Instructions to follow: In the records below, copy the stretch from the line containing "Segment this screenshot: for" through the line containing "type, standard)… xyxy=(0,70,840,662)" without changing anything, and leave out the pictures.

Task inputs:
begin

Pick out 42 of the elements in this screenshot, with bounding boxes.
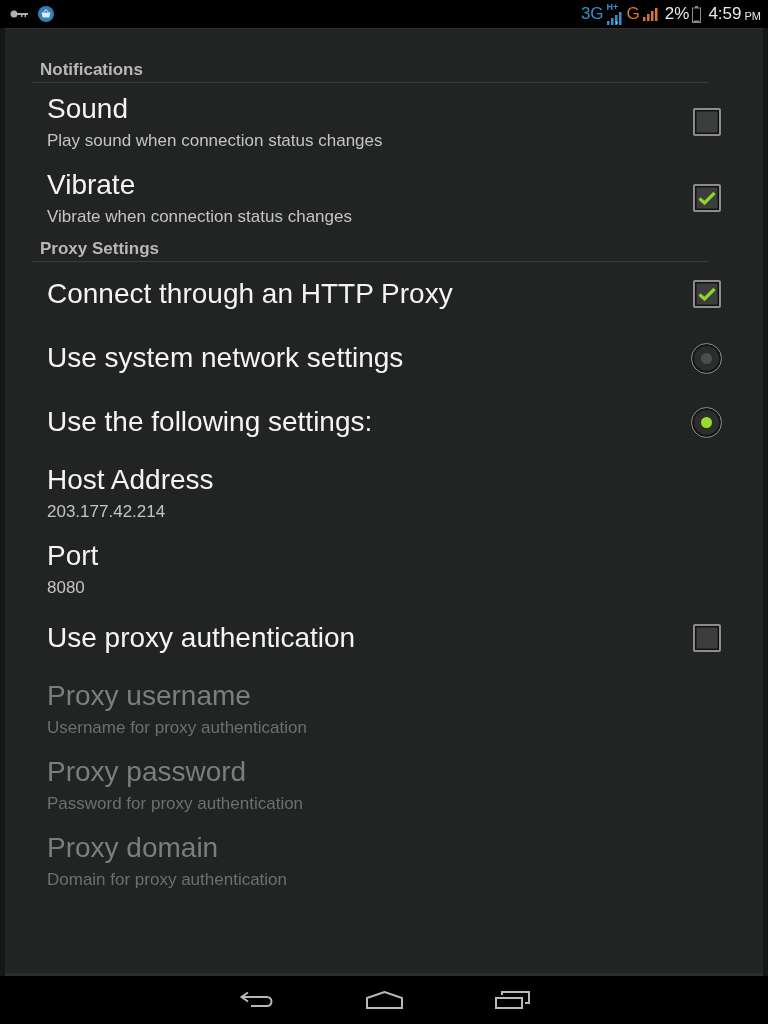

end
begin

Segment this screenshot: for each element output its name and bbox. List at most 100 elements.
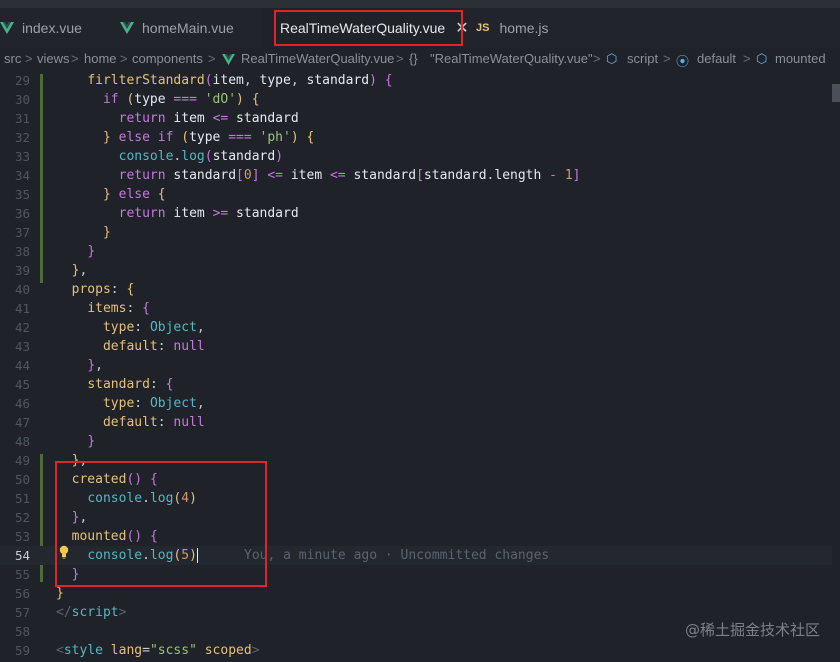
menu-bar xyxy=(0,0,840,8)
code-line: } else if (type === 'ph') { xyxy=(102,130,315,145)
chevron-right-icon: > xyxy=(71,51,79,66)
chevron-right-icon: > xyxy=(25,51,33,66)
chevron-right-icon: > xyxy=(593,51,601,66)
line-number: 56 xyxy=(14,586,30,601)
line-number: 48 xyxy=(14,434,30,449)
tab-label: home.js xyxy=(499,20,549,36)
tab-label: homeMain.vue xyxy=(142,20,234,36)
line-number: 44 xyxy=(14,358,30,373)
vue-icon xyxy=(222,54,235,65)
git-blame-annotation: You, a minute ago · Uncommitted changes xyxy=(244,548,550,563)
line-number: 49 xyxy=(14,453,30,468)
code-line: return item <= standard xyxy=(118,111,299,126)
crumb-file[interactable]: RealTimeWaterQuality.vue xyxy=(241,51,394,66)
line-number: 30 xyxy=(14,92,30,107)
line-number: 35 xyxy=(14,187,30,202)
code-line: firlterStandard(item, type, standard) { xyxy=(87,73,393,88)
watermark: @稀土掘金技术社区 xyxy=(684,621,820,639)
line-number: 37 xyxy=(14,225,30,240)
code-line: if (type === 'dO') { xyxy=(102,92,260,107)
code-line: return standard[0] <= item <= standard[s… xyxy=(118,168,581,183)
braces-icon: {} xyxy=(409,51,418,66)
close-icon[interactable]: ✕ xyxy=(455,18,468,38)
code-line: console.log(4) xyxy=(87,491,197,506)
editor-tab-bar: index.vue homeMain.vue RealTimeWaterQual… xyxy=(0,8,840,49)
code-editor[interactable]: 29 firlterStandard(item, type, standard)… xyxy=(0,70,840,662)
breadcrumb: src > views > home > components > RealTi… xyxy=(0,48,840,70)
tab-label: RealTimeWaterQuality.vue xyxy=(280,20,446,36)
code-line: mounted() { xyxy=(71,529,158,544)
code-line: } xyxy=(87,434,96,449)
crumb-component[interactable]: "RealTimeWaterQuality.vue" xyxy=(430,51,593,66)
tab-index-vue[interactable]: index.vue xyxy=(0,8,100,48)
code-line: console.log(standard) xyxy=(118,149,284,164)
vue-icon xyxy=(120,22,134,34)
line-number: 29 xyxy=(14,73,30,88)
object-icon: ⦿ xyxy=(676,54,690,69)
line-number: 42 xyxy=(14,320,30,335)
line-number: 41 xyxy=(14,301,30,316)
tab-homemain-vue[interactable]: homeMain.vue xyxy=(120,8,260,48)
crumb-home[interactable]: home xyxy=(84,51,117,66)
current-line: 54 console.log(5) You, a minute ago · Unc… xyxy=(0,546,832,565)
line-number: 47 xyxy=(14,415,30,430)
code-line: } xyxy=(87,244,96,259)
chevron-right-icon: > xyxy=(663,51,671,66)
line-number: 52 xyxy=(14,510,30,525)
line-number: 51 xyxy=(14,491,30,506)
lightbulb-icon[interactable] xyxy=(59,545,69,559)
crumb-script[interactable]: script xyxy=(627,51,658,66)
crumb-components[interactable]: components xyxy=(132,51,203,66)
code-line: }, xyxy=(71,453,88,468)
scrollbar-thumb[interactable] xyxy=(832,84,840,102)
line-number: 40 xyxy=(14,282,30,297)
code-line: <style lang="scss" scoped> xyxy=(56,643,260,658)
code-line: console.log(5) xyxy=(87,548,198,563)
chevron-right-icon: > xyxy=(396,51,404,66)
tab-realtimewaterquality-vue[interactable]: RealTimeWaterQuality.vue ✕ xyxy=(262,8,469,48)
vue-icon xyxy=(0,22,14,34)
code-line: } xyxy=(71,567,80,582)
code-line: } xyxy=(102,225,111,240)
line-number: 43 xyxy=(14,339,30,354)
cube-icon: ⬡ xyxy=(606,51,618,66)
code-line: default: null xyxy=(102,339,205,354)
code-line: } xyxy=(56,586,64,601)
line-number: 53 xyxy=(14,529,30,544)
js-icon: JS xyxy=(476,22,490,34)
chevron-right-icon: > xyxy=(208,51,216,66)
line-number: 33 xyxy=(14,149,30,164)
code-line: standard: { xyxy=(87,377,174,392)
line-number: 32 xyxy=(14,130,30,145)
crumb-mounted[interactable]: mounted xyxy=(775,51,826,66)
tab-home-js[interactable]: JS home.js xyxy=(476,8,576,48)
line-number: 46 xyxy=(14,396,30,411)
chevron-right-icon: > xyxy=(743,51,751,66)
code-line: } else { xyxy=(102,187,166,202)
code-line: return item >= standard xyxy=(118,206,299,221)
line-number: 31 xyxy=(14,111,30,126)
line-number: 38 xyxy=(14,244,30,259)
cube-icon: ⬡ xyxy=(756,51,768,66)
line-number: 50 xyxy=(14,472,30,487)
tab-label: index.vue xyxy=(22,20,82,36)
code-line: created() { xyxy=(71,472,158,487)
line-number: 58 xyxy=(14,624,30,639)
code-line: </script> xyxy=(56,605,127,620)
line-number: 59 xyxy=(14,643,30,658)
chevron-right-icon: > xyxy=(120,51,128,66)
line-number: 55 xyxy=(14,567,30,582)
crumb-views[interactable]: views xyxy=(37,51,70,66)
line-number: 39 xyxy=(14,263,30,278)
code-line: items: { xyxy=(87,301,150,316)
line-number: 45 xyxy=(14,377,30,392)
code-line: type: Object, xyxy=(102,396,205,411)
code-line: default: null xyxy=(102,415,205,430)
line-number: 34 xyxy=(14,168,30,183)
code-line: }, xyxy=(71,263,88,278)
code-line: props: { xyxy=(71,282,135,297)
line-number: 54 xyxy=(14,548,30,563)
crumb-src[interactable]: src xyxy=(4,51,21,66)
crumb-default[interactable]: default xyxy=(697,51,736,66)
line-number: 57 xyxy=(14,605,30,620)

end

Result of the task:
Segment this screenshot: for each element output its name and bbox. List at most 100 elements.
menu-bar xyxy=(0,0,840,8)
code-line: } else if (type === 'ph') { xyxy=(102,130,315,145)
chevron-right-icon: > xyxy=(71,51,79,66)
chevron-right-icon: > xyxy=(25,51,33,66)
chevron-right-icon: > xyxy=(593,51,601,66)
line-number: 56 xyxy=(14,586,30,601)
line-number: 48 xyxy=(14,434,30,449)
tab-label: home.js xyxy=(499,20,549,36)
tab-label: homeMain.vue xyxy=(142,20,234,36)
line-number: 44 xyxy=(14,358,30,373)
vue-icon xyxy=(222,54,235,65)
git-blame-annotation: You, a minute ago · Uncommitted changes xyxy=(244,548,550,563)
line-number: 49 xyxy=(14,453,30,468)
code-line: return item <= standard xyxy=(118,111,299,126)
crumb-file[interactable]: RealTimeWaterQuality.vue xyxy=(241,51,394,66)
line-number: 30 xyxy=(14,92,30,107)
line-number: 35 xyxy=(14,187,30,202)
code-line: firlterStandard(item, type, standard) { xyxy=(87,73,393,88)
watermark: @稀土掘金技术社区 xyxy=(684,621,820,639)
line-number: 37 xyxy=(14,225,30,240)
code-line: if (type === 'dO') { xyxy=(102,92,260,107)
code-line: return standard[0] <= item <= standard[s… xyxy=(118,168,581,183)
braces-icon: {} xyxy=(409,51,418,66)
close-icon[interactable]: ✕ xyxy=(455,18,468,38)
code-line: console.log(4) xyxy=(87,491,197,506)
editor-tab-bar: index.vue homeMain.vue RealTimeWaterQual… xyxy=(0,8,840,49)
code-editor[interactable]: 29 firlterStandard(item, type, standard)… xyxy=(0,70,840,662)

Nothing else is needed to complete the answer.